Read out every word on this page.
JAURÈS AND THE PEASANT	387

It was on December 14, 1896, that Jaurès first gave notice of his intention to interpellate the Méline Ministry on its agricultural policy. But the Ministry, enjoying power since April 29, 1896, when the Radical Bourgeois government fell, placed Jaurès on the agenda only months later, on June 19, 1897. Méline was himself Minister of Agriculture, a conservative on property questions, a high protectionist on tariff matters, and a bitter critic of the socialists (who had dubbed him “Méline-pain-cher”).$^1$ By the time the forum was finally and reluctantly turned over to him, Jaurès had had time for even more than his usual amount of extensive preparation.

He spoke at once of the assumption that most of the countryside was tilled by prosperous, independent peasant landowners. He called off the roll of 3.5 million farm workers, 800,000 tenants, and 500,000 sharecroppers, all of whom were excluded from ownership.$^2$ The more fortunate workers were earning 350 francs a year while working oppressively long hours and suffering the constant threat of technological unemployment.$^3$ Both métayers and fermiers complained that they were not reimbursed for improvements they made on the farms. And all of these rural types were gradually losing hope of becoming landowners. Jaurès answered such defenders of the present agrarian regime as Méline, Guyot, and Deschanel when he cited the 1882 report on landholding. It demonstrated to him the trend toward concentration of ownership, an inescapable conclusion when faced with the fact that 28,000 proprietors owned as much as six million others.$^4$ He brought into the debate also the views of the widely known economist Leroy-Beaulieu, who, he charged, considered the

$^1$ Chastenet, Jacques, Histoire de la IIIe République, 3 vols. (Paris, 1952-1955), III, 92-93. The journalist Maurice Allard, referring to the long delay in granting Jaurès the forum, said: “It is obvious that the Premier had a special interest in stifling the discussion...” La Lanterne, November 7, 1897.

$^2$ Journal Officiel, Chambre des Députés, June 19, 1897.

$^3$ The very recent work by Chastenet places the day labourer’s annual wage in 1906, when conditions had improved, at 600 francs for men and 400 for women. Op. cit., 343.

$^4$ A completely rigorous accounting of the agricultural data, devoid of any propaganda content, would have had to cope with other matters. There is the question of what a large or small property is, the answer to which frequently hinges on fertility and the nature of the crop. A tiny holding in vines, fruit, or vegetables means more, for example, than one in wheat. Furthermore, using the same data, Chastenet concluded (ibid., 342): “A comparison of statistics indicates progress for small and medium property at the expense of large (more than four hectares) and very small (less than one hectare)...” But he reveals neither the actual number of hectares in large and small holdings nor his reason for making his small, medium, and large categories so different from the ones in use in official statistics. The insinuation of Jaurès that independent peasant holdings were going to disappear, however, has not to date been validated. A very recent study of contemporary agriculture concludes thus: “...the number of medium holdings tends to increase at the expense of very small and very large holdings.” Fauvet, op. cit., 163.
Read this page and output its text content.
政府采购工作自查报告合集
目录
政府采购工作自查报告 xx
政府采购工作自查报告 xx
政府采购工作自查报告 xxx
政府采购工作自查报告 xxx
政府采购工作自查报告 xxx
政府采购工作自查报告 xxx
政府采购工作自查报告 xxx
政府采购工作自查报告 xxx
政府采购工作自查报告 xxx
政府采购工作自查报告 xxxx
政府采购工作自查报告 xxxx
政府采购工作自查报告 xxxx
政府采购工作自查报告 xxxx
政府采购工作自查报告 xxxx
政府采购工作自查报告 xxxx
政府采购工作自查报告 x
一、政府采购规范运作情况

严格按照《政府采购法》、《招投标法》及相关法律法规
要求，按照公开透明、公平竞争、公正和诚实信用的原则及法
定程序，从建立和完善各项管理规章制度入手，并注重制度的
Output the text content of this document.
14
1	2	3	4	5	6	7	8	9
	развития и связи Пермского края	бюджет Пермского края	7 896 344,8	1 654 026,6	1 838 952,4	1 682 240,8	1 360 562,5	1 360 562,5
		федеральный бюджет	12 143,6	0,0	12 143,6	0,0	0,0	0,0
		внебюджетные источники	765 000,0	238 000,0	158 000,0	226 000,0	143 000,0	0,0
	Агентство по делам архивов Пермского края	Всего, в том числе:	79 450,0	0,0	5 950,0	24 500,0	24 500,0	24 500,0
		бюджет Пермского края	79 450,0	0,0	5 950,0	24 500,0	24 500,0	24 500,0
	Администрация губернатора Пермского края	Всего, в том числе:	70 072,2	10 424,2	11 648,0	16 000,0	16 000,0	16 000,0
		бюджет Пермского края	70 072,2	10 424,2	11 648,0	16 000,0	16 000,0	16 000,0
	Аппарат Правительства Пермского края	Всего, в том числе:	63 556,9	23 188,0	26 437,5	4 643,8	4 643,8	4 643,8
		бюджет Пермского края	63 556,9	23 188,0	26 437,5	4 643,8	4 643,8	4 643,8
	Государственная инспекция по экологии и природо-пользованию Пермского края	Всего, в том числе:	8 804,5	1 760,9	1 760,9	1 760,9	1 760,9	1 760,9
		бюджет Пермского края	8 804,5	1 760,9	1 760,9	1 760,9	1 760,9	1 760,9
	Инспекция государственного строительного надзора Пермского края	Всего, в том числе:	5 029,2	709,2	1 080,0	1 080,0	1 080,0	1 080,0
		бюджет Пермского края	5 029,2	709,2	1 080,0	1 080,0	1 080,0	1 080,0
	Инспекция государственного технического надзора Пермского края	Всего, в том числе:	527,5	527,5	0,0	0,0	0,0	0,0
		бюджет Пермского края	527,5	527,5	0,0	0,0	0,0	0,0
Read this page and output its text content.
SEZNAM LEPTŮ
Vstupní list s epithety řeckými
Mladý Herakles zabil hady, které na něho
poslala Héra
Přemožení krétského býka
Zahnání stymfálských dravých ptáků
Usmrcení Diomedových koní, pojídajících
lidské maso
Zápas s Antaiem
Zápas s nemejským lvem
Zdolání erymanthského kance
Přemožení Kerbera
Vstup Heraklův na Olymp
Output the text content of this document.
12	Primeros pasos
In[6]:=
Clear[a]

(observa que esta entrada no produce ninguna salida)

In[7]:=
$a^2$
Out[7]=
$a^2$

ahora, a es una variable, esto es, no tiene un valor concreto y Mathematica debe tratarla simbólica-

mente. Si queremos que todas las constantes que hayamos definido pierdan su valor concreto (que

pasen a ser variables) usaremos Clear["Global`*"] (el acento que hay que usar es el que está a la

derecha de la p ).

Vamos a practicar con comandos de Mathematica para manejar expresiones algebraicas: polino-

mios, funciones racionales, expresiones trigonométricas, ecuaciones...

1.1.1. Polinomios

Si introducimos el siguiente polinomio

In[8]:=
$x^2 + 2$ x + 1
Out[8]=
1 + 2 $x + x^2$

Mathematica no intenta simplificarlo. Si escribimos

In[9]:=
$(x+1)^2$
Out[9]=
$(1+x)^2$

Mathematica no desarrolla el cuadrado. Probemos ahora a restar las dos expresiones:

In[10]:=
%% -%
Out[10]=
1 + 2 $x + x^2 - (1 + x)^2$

------------

§ **What to work on**: Return all of the above records exactly, leaving no line out.

§ **Exercise output**:
Read out every word on this page.
JAURÈS AND THE PEASANT	387

It was on December 14, 1896, that Jaurès first gave notice of his intention to interpellate the Méline Ministry on its agricultural policy. But the Ministry, enjoying power since April 29, 1896, when the Radical Bourgeois government fell, placed Jaurès on the agenda only months later, on June 19, 1897. Méline was himself Minister of Agriculture, a conservative on property questions, a high protectionist on tariff matters, and a bitter critic of the socialists (who had dubbed him “Méline-pain-cher”).$^1$ By the time the forum was finally and reluctantly turned over to him, Jaurès had had time for even more than his usual amount of extensive preparation.

He spoke at once of the assumption that most of the countryside was tilled by prosperous, independent peasant landowners. He called off the roll of 3.5 million farm workers, 800,000 tenants, and 500,000 sharecroppers, all of whom were excluded from ownership.$^2$ The more fortunate workers were earning 350 francs a year while working oppressively long hours and suffering the constant threat of technological unemployment.$^3$ Both métayers and fermiers complained that they were not reimbursed for improvements they made on the farms. And all of these rural types were gradually losing hope of becoming landowners. Jaurès answered such defenders of the present agrarian regime as Méline, Guyot, and Deschanel when he cited the 1882 report on landholding. It demonstrated to him the trend toward concentration of ownership, an inescapable conclusion when faced with the fact that 28,000 proprietors owned as much as six million others.$^4$ He brought into the debate also the views of the widely known economist Leroy-Beaulieu, who, he charged, considered the

$^1$ Chastenet, Jacques, Histoire de la IIIe République, 3 vols. (Paris, 1952-1955), III, 92-93. The journalist Maurice Allard, referring to the long delay in granting Jaurès the forum, said: “It is obvious that the Premier had a special interest in stifling the discussion...” La Lanterne, November 7, 1897.

$^2$ Journal Officiel, Chambre des Députés, June 19, 1897.

$^3$ The very recent work by Chastenet places the day labourer’s annual wage in 1906, when conditions had improved, at 600 francs for men and 400 for women. Op. cit., 343.

$^4$ A completely rigorous accounting of the agricultural data, devoid of any propaganda content, would have had to cope with other matters. There is the question of what a large or small property is, the answer to which frequently hinges on fertility and the nature of the crop. A tiny holding in vines, fruit, or vegetables means more, for example, than one in wheat. Furthermore, using the same data, Chastenet concluded (ibid., 342): “A comparison of statistics indicates progress for small and medium property at the expense of large (more than four hectares) and very small (less than one hectare)...” But he reveals neither the actual number of hectares in large and small holdings nor his reason for making his small, medium, and large categories so different from the ones in use in official statistics. The insinuation of Jaurès that independent peasant holdings were going to disappear, however, has not to date been validated. A very recent study of contemporary agriculture concludes thus: “...the number of medium holdings tends to increase at the expense of very small and very large holdings.” Fauvet, op. cit., 163.
Read this page and output its text content.
政府采购工作自查报告合集
目录
政府采购工作自查报告 xx
政府采购工作自查报告 xx
政府采购工作自查报告 xxx
政府采购工作自查报告 xxx
政府采购工作自查报告 xxx
政府采购工作自查报告 xxx
政府采购工作自查报告 xxx
政府采购工作自查报告 xxx
政府采购工作自查报告 xxx
政府采购工作自查报告 xxxx
政府采购工作自查报告 xxxx
政府采购工作自查报告 xxxx
政府采购工作自查报告 xxxx
政府采购工作自查报告 xxxx
政府采购工作自查报告 xxxx
政府采购工作自查报告 x
一、政府采购规范运作情况

严格按照《政府采购法》、《招投标法》及相关法律法规
要求，按照公开透明、公平竞争、公正和诚实信用的原则及法
定程序，从建立和完善各项管理规章制度入手，并注重制度的
Output the text content of this document.
14
1	2	3	4	5	6	7	8	9
	развития и связи Пермского края	бюджет Пермского края	7 896 344,8	1 654 026,6	1 838 952,4	1 682 240,8	1 360 562,5	1 360 562,5
		федеральный бюджет	12 143,6	0,0	12 143,6	0,0	0,0	0,0
		внебюджетные источники	765 000,0	238 000,0	158 000,0	226 000,0	143 000,0	0,0
	Агентство по делам архивов Пермского края	Всего, в том числе:	79 450,0	0,0	5 950,0	24 500,0	24 500,0	24 500,0
		бюджет Пермского края	79 450,0	0,0	5 950,0	24 500,0	24 500,0	24 500,0
	Администрация губернатора Пермского края	Всего, в том числе:	70 072,2	10 424,2	11 648,0	16 000,0	16 000,0	16 000,0
		бюджет Пермского края	70 072,2	10 424,2	11 648,0	16 000,0	16 000,0	16 000,0
	Аппарат Правительства Пермского края	Всего, в том числе:	63 556,9	23 188,0	26 437,5	4 643,8	4 643,8	4 643,8
		бюджет Пермского края	63 556,9	23 188,0	26 437,5	4 643,8	4 643,8	4 643,8
	Государственная инспекция по экологии и природо-пользованию Пермского края	Всего, в том числе:	8 804,5	1 760,9	1 760,9	1 760,9	1 760,9	1 760,9
		бюджет Пермского края	8 804,5	1 760,9	1 760,9	1 760,9	1 760,9	1 760,9
	Инспекция государственного строительного надзора Пермского края	Всего, в том числе:	5 029,2	709,2	1 080,0	1 080,0	1 080,0	1 080,0
		бюджет Пермского края	5 029,2	709,2	1 080,0	1 080,0	1 080,0	1 080,0
	Инспекция государственного технического надзора Пермского края	Всего, в том числе:	527,5	527,5	0,0	0,0	0,0	0,0
		бюджет Пермского края	527,5	527,5	0,0	0,0	0,0	0,0
Read this page and output its text content.
SEZNAM LEPTŮ
Vstupní list s epithety řeckými
Mladý Herakles zabil hady, které na něho
poslala Héra
Přemožení krétského býka
Zahnání stymfálských dravých ptáků
Usmrcení Diomedových koní, pojídajících
lidské maso
Zápas s Antaiem
Zápas s nemejským lvem
Zdolání erymanthského kance
Přemožení Kerbera
Vstup Heraklův na Olymp
Output the text content of this document.
12	Primeros pasos
In[6]:=
Clear[a]

(observa que esta entrada no produce ninguna salida)

In[7]:=
$a^2$
Out[7]=
$a^2$

ahora, a es una variable, esto es, no tiene un valor concreto y Mathematica debe tratarla simbólica-

mente. Si queremos que todas las constantes que hayamos definido pierdan su valor concreto (que

pasen a ser variables) usaremos Clear["Global`*"] (el acento que hay que usar es el que está a la

derecha de la p ).

Vamos a practicar con comandos de Mathematica para manejar expresiones algebraicas: polino-

mios, funciones racionales, expresiones trigonométricas, ecuaciones...

1.1.1. Polinomios

Si introducimos el siguiente polinomio

In[8]:=
$x^2 + 2$ x + 1
Out[8]=
1 + 2 $x + x^2$

Mathematica no intenta simplificarlo. Si escribimos

In[9]:=
$(x+1)^2$
Out[9]=
$(1+x)^2$

Mathematica no desarrolla el cuadrado. Probemos ahora a restar las dos expresiones:

In[10]:=
%% -%
Out[10]=
1 + 2 $x + x^2 - (1 + x)^2$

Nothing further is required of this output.